*Exercise requirements*:
Return the lines beginning at the one that contains "Parse this screenshot: output" and continuing to the end of the entries, including both ends, exactly as written and nothing else.

*Records for this exercise*:
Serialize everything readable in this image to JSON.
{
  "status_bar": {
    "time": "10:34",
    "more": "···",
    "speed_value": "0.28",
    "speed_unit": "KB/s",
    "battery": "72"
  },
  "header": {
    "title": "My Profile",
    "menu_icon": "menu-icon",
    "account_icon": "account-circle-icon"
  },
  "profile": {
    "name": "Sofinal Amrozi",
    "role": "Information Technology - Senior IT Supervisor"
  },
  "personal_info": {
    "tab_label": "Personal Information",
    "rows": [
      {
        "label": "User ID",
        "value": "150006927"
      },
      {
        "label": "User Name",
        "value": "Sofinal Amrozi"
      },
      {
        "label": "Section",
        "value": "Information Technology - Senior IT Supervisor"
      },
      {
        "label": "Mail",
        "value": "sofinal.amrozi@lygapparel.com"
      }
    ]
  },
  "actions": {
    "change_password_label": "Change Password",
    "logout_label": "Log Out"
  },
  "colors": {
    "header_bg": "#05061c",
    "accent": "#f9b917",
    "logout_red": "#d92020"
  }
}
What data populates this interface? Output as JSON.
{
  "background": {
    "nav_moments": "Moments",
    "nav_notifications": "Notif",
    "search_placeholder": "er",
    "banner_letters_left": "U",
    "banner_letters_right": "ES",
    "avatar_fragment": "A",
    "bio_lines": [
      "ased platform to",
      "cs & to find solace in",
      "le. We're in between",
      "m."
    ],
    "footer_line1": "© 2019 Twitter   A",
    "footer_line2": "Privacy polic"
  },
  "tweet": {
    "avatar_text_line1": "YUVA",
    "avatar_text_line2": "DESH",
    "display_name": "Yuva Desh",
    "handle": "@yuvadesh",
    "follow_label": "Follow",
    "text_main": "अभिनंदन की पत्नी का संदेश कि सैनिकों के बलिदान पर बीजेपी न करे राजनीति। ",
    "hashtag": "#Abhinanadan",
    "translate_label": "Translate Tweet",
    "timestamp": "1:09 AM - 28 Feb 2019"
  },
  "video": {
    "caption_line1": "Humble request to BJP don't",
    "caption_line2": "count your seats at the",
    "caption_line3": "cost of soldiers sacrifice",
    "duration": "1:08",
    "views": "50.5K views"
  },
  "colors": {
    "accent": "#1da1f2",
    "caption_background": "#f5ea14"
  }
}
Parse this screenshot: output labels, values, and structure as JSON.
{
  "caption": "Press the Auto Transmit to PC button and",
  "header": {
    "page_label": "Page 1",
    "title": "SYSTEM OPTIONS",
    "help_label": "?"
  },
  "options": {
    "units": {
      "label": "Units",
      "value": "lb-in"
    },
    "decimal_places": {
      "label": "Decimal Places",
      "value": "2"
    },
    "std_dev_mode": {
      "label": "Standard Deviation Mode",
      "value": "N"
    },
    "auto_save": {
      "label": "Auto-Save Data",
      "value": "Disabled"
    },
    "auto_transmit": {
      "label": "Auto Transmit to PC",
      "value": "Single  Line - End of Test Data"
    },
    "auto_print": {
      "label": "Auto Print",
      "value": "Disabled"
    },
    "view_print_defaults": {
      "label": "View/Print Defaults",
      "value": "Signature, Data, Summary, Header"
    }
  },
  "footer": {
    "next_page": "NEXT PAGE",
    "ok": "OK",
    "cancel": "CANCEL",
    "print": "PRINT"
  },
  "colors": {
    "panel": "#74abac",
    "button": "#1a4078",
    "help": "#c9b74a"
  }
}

*Full solution*:
Parse this screenshot: output labels, values, and structure as JSON.
{
  "caption": "Press the Auto Transmit to PC button and",
  "header": {
    "page_label": "Page 1",
    "title": "SYSTEM OPTIONS",
    "help_label": "?"
  },
  "options": {
    "units": {
      "label": "Units",
      "value": "lb-in"
    },
    "decimal_places": {
      "label": "Decimal Places",
      "value": "2"
    },
    "std_dev_mode": {
      "label": "Standard Deviation Mode",
      "value": "N"
    },
    "auto_save": {
      "label": "Auto-Save Data",
      "value": "Disabled"
    },
    "auto_transmit": {
      "label": "Auto Transmit to PC",
      "value": "Single  Line - End of Test Data"
    },
    "auto_print": {
      "label": "Auto Print",
      "value": "Disabled"
    },
    "view_print_defaults": {
      "label": "View/Print Defaults",
      "value": "Signature, Data, Summary, Header"
    }
  },
  "footer": {
    "next_page": "NEXT PAGE",
    "ok": "OK",
    "cancel": "CANCEL",
    "print": "PRINT"
  },
  "colors": {
    "panel": "#74abac",
    "button": "#1a4078",
    "help": "#c9b74a"
  }
}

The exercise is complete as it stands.